◆ Instructions to follow:
Your task is to extract every entry that follows word for word while excluding the pictures.

-- start Provided entries --

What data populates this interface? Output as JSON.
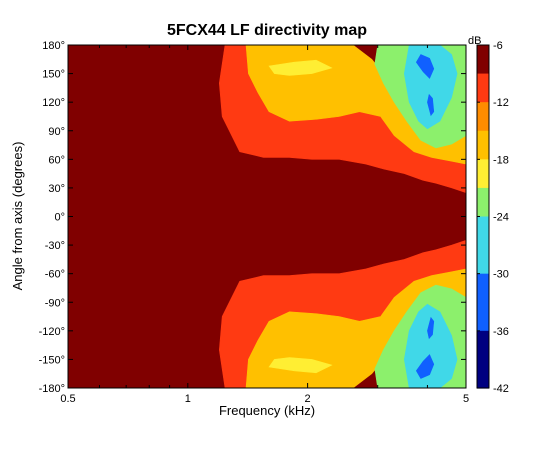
{
  "chart_data": {
    "type": "heatmap",
    "subtype": "filled-contour",
    "title": "5FCX44 LF directivity map",
    "xlabel": "Frequency (kHz)",
    "ylabel": "Angle from axis (degrees)",
    "x_scale": "log",
    "xlim": [
      0.5,
      5
    ],
    "ylim": [
      -180,
      180
    ],
    "x_ticks": [
      0.5,
      1,
      2,
      5
    ],
    "x_tick_labels": [
      "0.5",
      "1",
      "2",
      "5"
    ],
    "y_ticks": [
      180,
      150,
      120,
      90,
      60,
      30,
      0,
      -30,
      -60,
      -90,
      -120,
      -150,
      -180
    ],
    "y_tick_labels": [
      "180°",
      "150°",
      "120°",
      "90°",
      "60°",
      "30°",
      "0°",
      "-30°",
      "-60°",
      "-90°",
      "-120°",
      "-150°",
      "-180°"
    ],
    "colorbar": {
      "unit": "dB",
      "range": [
        -42,
        -6
      ],
      "ticks": [
        -6,
        -12,
        -18,
        -24,
        -30,
        -36,
        -42
      ],
      "tick_labels": [
        "-6",
        "-12",
        "-18",
        "-24",
        "-30",
        "-36",
        "-42"
      ],
      "levels": [
        {
          "min": -9,
          "color": "#800000"
        },
        {
          "min": -12,
          "color": "#ff3a12"
        },
        {
          "min": -15,
          "color": "#ff8c00"
        },
        {
          "min": -18,
          "color": "#ffc000"
        },
        {
          "min": -21,
          "color": "#ffee33"
        },
        {
          "min": -24,
          "color": "#8cf06c"
        },
        {
          "min": -30,
          "color": "#40d8e8"
        },
        {
          "min": -36,
          "color": "#1060ff"
        },
        {
          "min": -42,
          "color": "#000080"
        }
      ]
    },
    "contours": {
      "symmetric_about_zero": true,
      "bands_upper_half": [
        {
          "level": -9,
          "points": [
            [
              0.5,
              0
            ],
            [
              5,
              0
            ],
            [
              5,
              25
            ],
            [
              4.6,
              30
            ],
            [
              4.2,
              35
            ],
            [
              3.9,
              38
            ],
            [
              3.5,
              45
            ],
            [
              3.1,
              50
            ],
            [
              2.8,
              55
            ],
            [
              2.4,
              60
            ],
            [
              2.05,
              60
            ],
            [
              1.8,
              62
            ],
            [
              1.55,
              62
            ],
            [
              1.35,
              68
            ],
            [
              1.22,
              105
            ],
            [
              1.2,
              140
            ],
            [
              1.24,
              180
            ],
            [
              1.1,
              180
            ],
            [
              1.02,
              150
            ],
            [
              0.9,
              115
            ],
            [
              0.8,
              95
            ],
            [
              0.72,
              110
            ],
            [
              0.62,
              140
            ],
            [
              0.56,
              160
            ],
            [
              0.5,
              165
            ]
          ]
        },
        {
          "level": -12,
          "points": [
            [
              1.24,
              180
            ],
            [
              1.2,
              140
            ],
            [
              1.22,
              105
            ],
            [
              1.35,
              68
            ],
            [
              1.55,
              62
            ],
            [
              1.8,
              62
            ],
            [
              2.05,
              60
            ],
            [
              2.4,
              60
            ],
            [
              2.8,
              55
            ],
            [
              3.1,
              50
            ],
            [
              3.5,
              45
            ],
            [
              3.9,
              38
            ],
            [
              4.2,
              35
            ],
            [
              4.6,
              30
            ],
            [
              5,
              25
            ],
            [
              5,
              55
            ],
            [
              4.6,
              58
            ],
            [
              4.1,
              62
            ],
            [
              3.7,
              68
            ],
            [
              3.3,
              85
            ],
            [
              3.05,
              105
            ],
            [
              2.7,
              110
            ],
            [
              2.4,
              105
            ],
            [
              2.1,
              102
            ],
            [
              1.8,
              100
            ],
            [
              1.6,
              110
            ],
            [
              1.5,
              130
            ],
            [
              1.42,
              150
            ],
            [
              1.4,
              180
            ]
          ]
        },
        {
          "level": -18,
          "points": [
            [
              1.4,
              180
            ],
            [
              1.42,
              150
            ],
            [
              1.5,
              130
            ],
            [
              1.6,
              110
            ],
            [
              1.8,
              100
            ],
            [
              2.1,
              102
            ],
            [
              2.4,
              105
            ],
            [
              2.7,
              110
            ],
            [
              3.05,
              105
            ],
            [
              3.3,
              85
            ],
            [
              3.7,
              68
            ],
            [
              4.1,
              62
            ],
            [
              4.6,
              58
            ],
            [
              5,
              55
            ],
            [
              5,
              100
            ],
            [
              4.8,
              125
            ],
            [
              4.5,
              150
            ],
            [
              4.2,
              165
            ],
            [
              3.8,
              165
            ],
            [
              3.4,
              155
            ],
            [
              3.1,
              150
            ],
            [
              2.9,
              165
            ],
            [
              2.6,
              180
            ]
          ]
        },
        {
          "level": -21,
          "points": [
            [
              1.6,
              158
            ],
            [
              1.85,
              162
            ],
            [
              2.1,
              164
            ],
            [
              2.3,
              156
            ],
            [
              2.05,
              150
            ],
            [
              1.8,
              148
            ],
            [
              1.65,
              150
            ]
          ]
        },
        {
          "level": -24,
          "points": [
            [
              3.0,
              180
            ],
            [
              2.95,
              160
            ],
            [
              3.1,
              140
            ],
            [
              3.3,
              120
            ],
            [
              3.55,
              100
            ],
            [
              3.85,
              80
            ],
            [
              4.2,
              72
            ],
            [
              4.6,
              76
            ],
            [
              5,
              85
            ],
            [
              5,
              180
            ]
          ]
        },
        {
          "level": -30,
          "points": [
            [
              3.6,
              180
            ],
            [
              3.5,
              150
            ],
            [
              3.6,
              120
            ],
            [
              3.8,
              100
            ],
            [
              4.0,
              92
            ],
            [
              4.3,
              100
            ],
            [
              4.6,
              125
            ],
            [
              4.75,
              150
            ],
            [
              4.6,
              170
            ],
            [
              4.3,
              180
            ]
          ]
        },
        {
          "level": -36,
          "points": [
            [
              3.75,
              162
            ],
            [
              3.9,
              152
            ],
            [
              4.05,
              145
            ],
            [
              4.15,
              155
            ],
            [
              4.05,
              166
            ],
            [
              3.85,
              170
            ]
          ]
        },
        {
          "level": -36,
          "points": [
            [
              4.0,
              120
            ],
            [
              4.08,
              106
            ],
            [
              4.15,
              110
            ],
            [
              4.12,
              124
            ],
            [
              4.04,
              128
            ]
          ]
        }
      ]
    }
  }
}
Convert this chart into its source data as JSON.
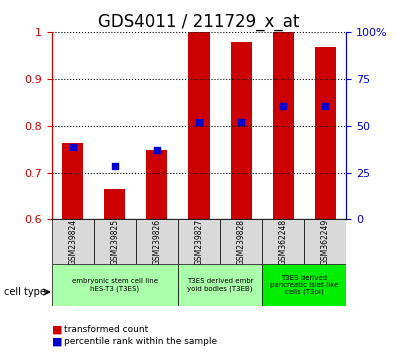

-- end Provided entries --

◆ Written answer:
What data populates this interface? Output as JSON.
{
  "chart_data": {
    "type": "heatmap",
    "subtype": "filled-contour",
    "title": "5FCX44 LF directivity map",
    "xlabel": "Frequency (kHz)",
    "ylabel": "Angle from axis (degrees)",
    "x_scale": "log",
    "xlim": [
      0.5,
      5
    ],
    "ylim": [
      -180,
      180
    ],
    "x_ticks": [
      0.5,
      1,
      2,
      5
    ],
    "x_tick_labels": [
      "0.5",
      "1",
      "2",
      "5"
    ],
    "y_ticks": [
      180,
      150,
      120,
      90,
      60,
      30,
      0,
      -30,
      -60,
      -90,
      -120,
      -150,
      -180
    ],
    "y_tick_labels": [
      "180°",
      "150°",
      "120°",
      "90°",
      "60°",
      "30°",
      "0°",
      "-30°",
      "-60°",
      "-90°",
      "-120°",
      "-150°",
      "-180°"
    ],
    "colorbar": {
      "unit": "dB",
      "range": [
        -42,
        -6
      ],
      "ticks": [
        -6,
        -12,
        -18,
        -24,
        -30,
        -36,
        -42
      ],
      "tick_labels": [
        "-6",
        "-12",
        "-18",
        "-24",
        "-30",
        "-36",
        "-42"
      ],
      "levels": [
        {
          "min": -9,
          "color": "#800000"
        },
        {
          "min": -12,
          "color": "#ff3a12"
        },
        {
          "min": -15,
          "color": "#ff8c00"
        },
        {
          "min": -18,
          "color": "#ffc000"
        },
        {
          "min": -21,
          "color": "#ffee33"
        },
        {
          "min": -24,
          "color": "#8cf06c"
        },
        {
          "min": -30,
          "color": "#40d8e8"
        },
        {
          "min": -36,
          "color": "#1060ff"
        },
        {
          "min": -42,
          "color": "#000080"
        }
      ]
    },
    "contours": {
      "symmetric_about_zero": true,
      "bands_upper_half": [
        {
          "level": -9,
          "points": [
            [
              0.5,
              0
            ],
            [
              5,
              0
            ],
            [
              5,
              25
            ],
            [
              4.6,
              30
            ],
            [
              4.2,
              35
            ],
            [
              3.9,
              38
            ],
            [
              3.5,
              45
            ],
            [
              3.1,
              50
            ],
            [
              2.8,
              55
            ],
            [
              2.4,
              60
            ],
            [
              2.05,
              60
            ],
            [
              1.8,
              62
            ],
            [
              1.55,
              62
            ],
            [
              1.35,
              68
            ],
            [
              1.22,
              105
            ],
            [
              1.2,
              140
            ],
            [
              1.24,
              180
            ],
            [
              1.1,
              180
            ],
            [
              1.02,
              150
            ],
            [
              0.9,
              115
            ],
            [
              0.8,
              95
            ],
            [
              0.72,
              110
            ],
            [
              0.62,
              140
            ],
            [
              0.56,
              160
            ],
            [
              0.5,
              165
            ]
          ]
        },
        {
          "level": -12,
          "points": [
            [
              1.24,
              180
            ],
            [
              1.2,
              140
            ],
            [
              1.22,
              105
            ],
            [
              1.35,
              68
            ],
            [
              1.55,
              62
            ],
            [
              1.8,
              62
            ],
            [
              2.05,
              60
            ],
            [
              2.4,
              60
            ],
            [
              2.8,
              55
            ],
            [
              3.1,
              50
            ],
            [
              3.5,
              45
            ],
            [
              3.9,
              38
            ],
            [
              4.2,
              35
            ],
            [
              4.6,
              30
            ],
            [
              5,
              25
            ],
            [
              5,
              55
            ],
            [
              4.6,
              58
            ],
            [
              4.1,
              62
            ],
            [
              3.7,
              68
            ],
            [
              3.3,
              85
            ],
            [
              3.05,
              105
            ],
            [
              2.7,
              110
            ],
            [
              2.4,
              105
            ],
            [
              2.1,
              102
            ],
            [
              1.8,
              100
            ],
            [
              1.6,
              110
            ],
            [
              1.5,
              130
            ],
            [
              1.42,
              150
            ],
            [
              1.4,
              180
            ]
          ]
        },
        {
          "level": -18,
          "points": [
            [
              1.4,
              180
            ],
            [
              1.42,
              150
            ],
            [
              1.5,
              130
            ],
            [
              1.6,
              110
            ],
            [
              1.8,
              100
            ],
            [
              2.1,
              102
            ],
            [
              2.4,
              105
            ],
            [
              2.7,
              110
            ],
            [
              3.05,
              105
            ],
            [
              3.3,
              85
            ],
            [
              3.7,
              68
            ],
            [
              4.1,
              62
            ],
            [
              4.6,
              58
            ],
            [
              5,
              55
            ],
            [
              5,
              100
            ],
            [
              4.8,
              125
            ],
            [
              4.5,
              150
            ],
            [
              4.2,
              165
            ],
            [
              3.8,
              165
            ],
            [
              3.4,
              155
            ],
            [
              3.1,
              150
            ],
            [
              2.9,
              165
            ],
            [
              2.6,
              180
            ]
          ]
        },
        {
          "level": -21,
          "points": [
            [
              1.6,
              158
            ],
            [
              1.85,
              162
            ],
            [
              2.1,
              164
            ],
            [
              2.3,
              156
            ],
            [
              2.05,
              150
            ],
            [
              1.8,
              148
            ],
            [
              1.65,
              150
            ]
          ]
        },
        {
          "level": -24,
          "points": [
            [
              3.0,
              180
            ],
            [
              2.95,
              160
            ],
            [
              3.1,
              140
            ],
            [
              3.3,
              120
            ],
            [
              3.55,
              100
            ],
            [
              3.85,
              80
            ],
            [
              4.2,
              72
            ],
            [
              4.6,
              76
            ],
            [
              5,
              85
            ],
            [
              5,
              180
            ]
          ]
        },
        {
          "level": -30,
          "points": [
            [
              3.6,
              180
            ],
            [
              3.5,
              150
            ],
            [
              3.6,
              120
            ],
            [
              3.8,
              100
            ],
            [
              4.0,
              92
            ],
            [
              4.3,
              100
            ],
            [
              4.6,
              125
            ],
            [
              4.75,
              150
            ],
            [
              4.6,
              170
            ],
            [
              4.3,
              180
            ]
          ]
        },
        {
          "level": -36,
          "points": [
            [
              3.75,
              162
            ],
            [
              3.9,
              152
            ],
            [
              4.05,
              145
            ],
            [
              4.15,
              155
            ],
            [
              4.05,
              166
            ],
            [
              3.85,
              170
            ]
          ]
        },
        {
          "level": -36,
          "points": [
            [
              4.0,
              120
            ],
            [
              4.08,
              106
            ],
            [
              4.15,
              110
            ],
            [
              4.12,
              124
            ],
            [
              4.04,
              128
            ]
          ]
        }
      ]
    }
  }
}
Convert this chart into its source data as JSON.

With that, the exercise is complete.